#### [PROMPT]
Images are not part of the copy; write out the rest of the data exactly as given.

Stored data entries
*****
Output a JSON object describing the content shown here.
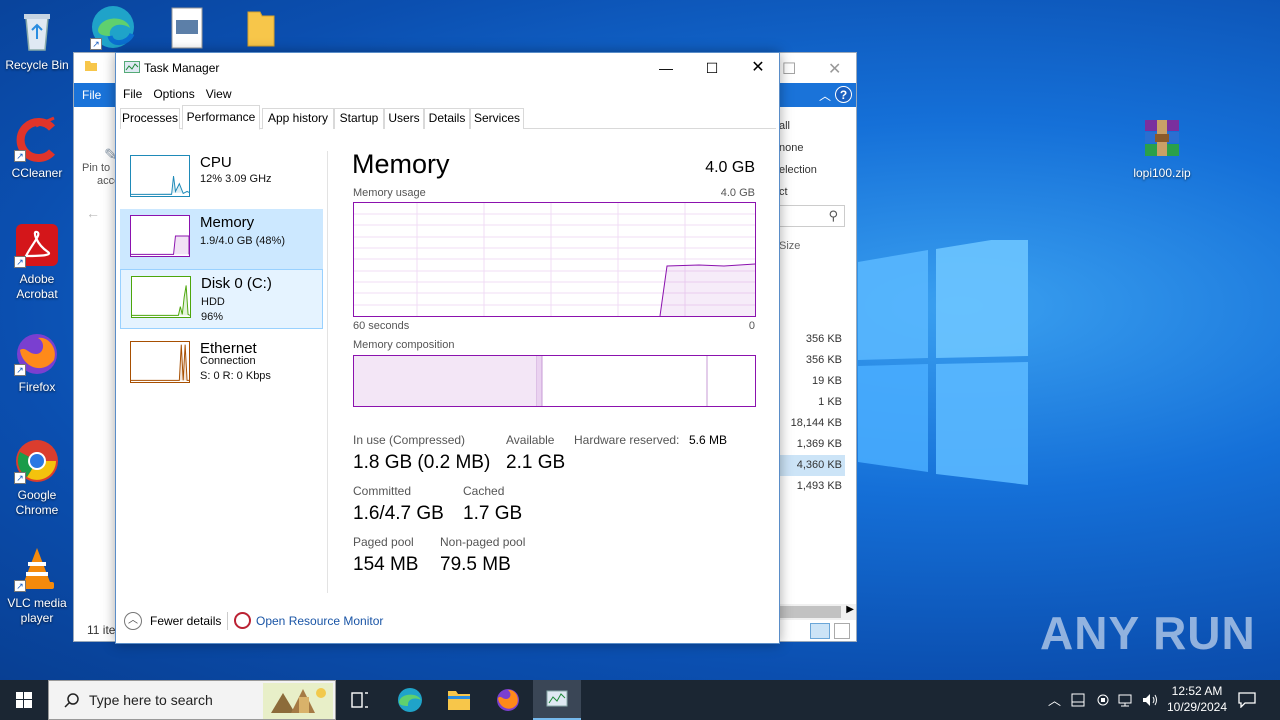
{
  "desktop": {
    "icons": [
      {
        "label": "Recycle Bin",
        "icon": "recycle-bin-icon"
      },
      {
        "label": "CCleaner",
        "icon": "ccleaner-icon"
      },
      {
        "label": "Adobe Acrobat",
        "icon": "acrobat-icon"
      },
      {
        "label": "Firefox",
        "icon": "firefox-icon"
      },
      {
        "label": "Google Chrome",
        "icon": "chrome-icon"
      },
      {
        "label": "VLC media player",
        "icon": "vlc-icon"
      },
      {
        "label": "lopi100.zip",
        "icon": "winrar-icon"
      }
    ],
    "watermark": "ANY RUN"
  },
  "explorer": {
    "file_tab": "File",
    "pin_text_1": "Pin to",
    "pin_text_2": "acce",
    "commands": [
      "all",
      "none",
      "election",
      "ct"
    ],
    "size_header": "Size",
    "sizes": [
      "356 KB",
      "356 KB",
      "19 KB",
      "1 KB",
      "18,144 KB",
      "1,369 KB",
      "4,360 KB",
      "1,493 KB"
    ],
    "items_count": "11 ite"
  },
  "taskmanager": {
    "title": "Task Manager",
    "menu": [
      "File",
      "Options",
      "View"
    ],
    "tabs": [
      "Processes",
      "Performance",
      "App history",
      "Startup",
      "Users",
      "Details",
      "Services"
    ],
    "active_tab": "Performance",
    "resources": [
      {
        "name": "CPU",
        "line1": "12%  3.09 GHz",
        "line2": "",
        "color": "#1f8ab8"
      },
      {
        "name": "Memory",
        "line1": "1.9/4.0 GB (48%)",
        "line2": "",
        "color": "#8b12ae"
      },
      {
        "name": "Disk 0 (C:)",
        "line1": "HDD",
        "line2": "96%",
        "color": "#4da60c"
      },
      {
        "name": "Ethernet",
        "line1": "Connection",
        "line2": "S: 0 R: 0 Kbps",
        "color": "#a74f01"
      }
    ],
    "memory": {
      "title": "Memory",
      "total": "4.0 GB",
      "usage_label": "Memory usage",
      "usage_max": "4.0 GB",
      "axis_left": "60 seconds",
      "axis_right": "0",
      "composition_label": "Memory composition",
      "stats": {
        "in_use_label": "In use (Compressed)",
        "in_use_value": "1.8 GB (0.2 MB)",
        "available_label": "Available",
        "available_value": "2.1 GB",
        "hw_reserved_label": "Hardware reserved:",
        "hw_reserved_value": "5.6 MB",
        "committed_label": "Committed",
        "committed_value": "1.6/4.7 GB",
        "cached_label": "Cached",
        "cached_value": "1.7 GB",
        "paged_label": "Paged pool",
        "paged_value": "154 MB",
        "nonpaged_label": "Non-paged pool",
        "nonpaged_value": "79.5 MB"
      }
    },
    "footer": {
      "fewer_details": "Fewer details",
      "open_resource_monitor": "Open Resource Monitor"
    }
  },
  "taskbar": {
    "search_placeholder": "Type here to search",
    "time": "12:52 AM",
    "date": "10/29/2024"
  }
}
*****
#### [TASK RESPONSE]
Output a JSON object describing the content shown here.
{
  "desktop": {
    "icons": [
      {
        "label": "Recycle Bin",
        "icon": "recycle-bin-icon"
      },
      {
        "label": "CCleaner",
        "icon": "ccleaner-icon"
      },
      {
        "label": "Adobe Acrobat",
        "icon": "acrobat-icon"
      },
      {
        "label": "Firefox",
        "icon": "firefox-icon"
      },
      {
        "label": "Google Chrome",
        "icon": "chrome-icon"
      },
      {
        "label": "VLC media player",
        "icon": "vlc-icon"
      },
      {
        "label": "lopi100.zip",
        "icon": "winrar-icon"
      }
    ],
    "watermark": "ANY RUN"
  },
  "explorer": {
    "file_tab": "File",
    "pin_text_1": "Pin to",
    "pin_text_2": "acce",
    "commands": [
      "all",
      "none",
      "election",
      "ct"
    ],
    "size_header": "Size",
    "sizes": [
      "356 KB",
      "356 KB",
      "19 KB",
      "1 KB",
      "18,144 KB",
      "1,369 KB",
      "4,360 KB",
      "1,493 KB"
    ],
    "items_count": "11 ite"
  },
  "taskmanager": {
    "title": "Task Manager",
    "menu": [
      "File",
      "Options",
      "View"
    ],
    "tabs": [
      "Processes",
      "Performance",
      "App history",
      "Startup",
      "Users",
      "Details",
      "Services"
    ],
    "active_tab": "Performance",
    "resources": [
      {
        "name": "CPU",
        "line1": "12%  3.09 GHz",
        "line2": "",
        "color": "#1f8ab8"
      },
      {
        "name": "Memory",
        "line1": "1.9/4.0 GB (48%)",
        "line2": "",
        "color": "#8b12ae"
      },
      {
        "name": "Disk 0 (C:)",
        "line1": "HDD",
        "line2": "96%",
        "color": "#4da60c"
      },
      {
        "name": "Ethernet",
        "line1": "Connection",
        "line2": "S: 0 R: 0 Kbps",
        "color": "#a74f01"
      }
    ],
    "memory": {
      "title": "Memory",
      "total": "4.0 GB",
      "usage_label": "Memory usage",
      "usage_max": "4.0 GB",
      "axis_left": "60 seconds",
      "axis_right": "0",
      "composition_label": "Memory composition",
      "stats": {
        "in_use_label": "In use (Compressed)",
        "in_use_value": "1.8 GB (0.2 MB)",
        "available_label": "Available",
        "available_value": "2.1 GB",
        "hw_reserved_label": "Hardware reserved:",
        "hw_reserved_value": "5.6 MB",
        "committed_label": "Committed",
        "committed_value": "1.6/4.7 GB",
        "cached_label": "Cached",
        "cached_value": "1.7 GB",
        "paged_label": "Paged pool",
        "paged_value": "154 MB",
        "nonpaged_label": "Non-paged pool",
        "nonpaged_value": "79.5 MB"
      }
    },
    "footer": {
      "fewer_details": "Fewer details",
      "open_resource_monitor": "Open Resource Monitor"
    }
  },
  "taskbar": {
    "search_placeholder": "Type here to search",
    "time": "12:52 AM",
    "date": "10/29/2024"
  }
}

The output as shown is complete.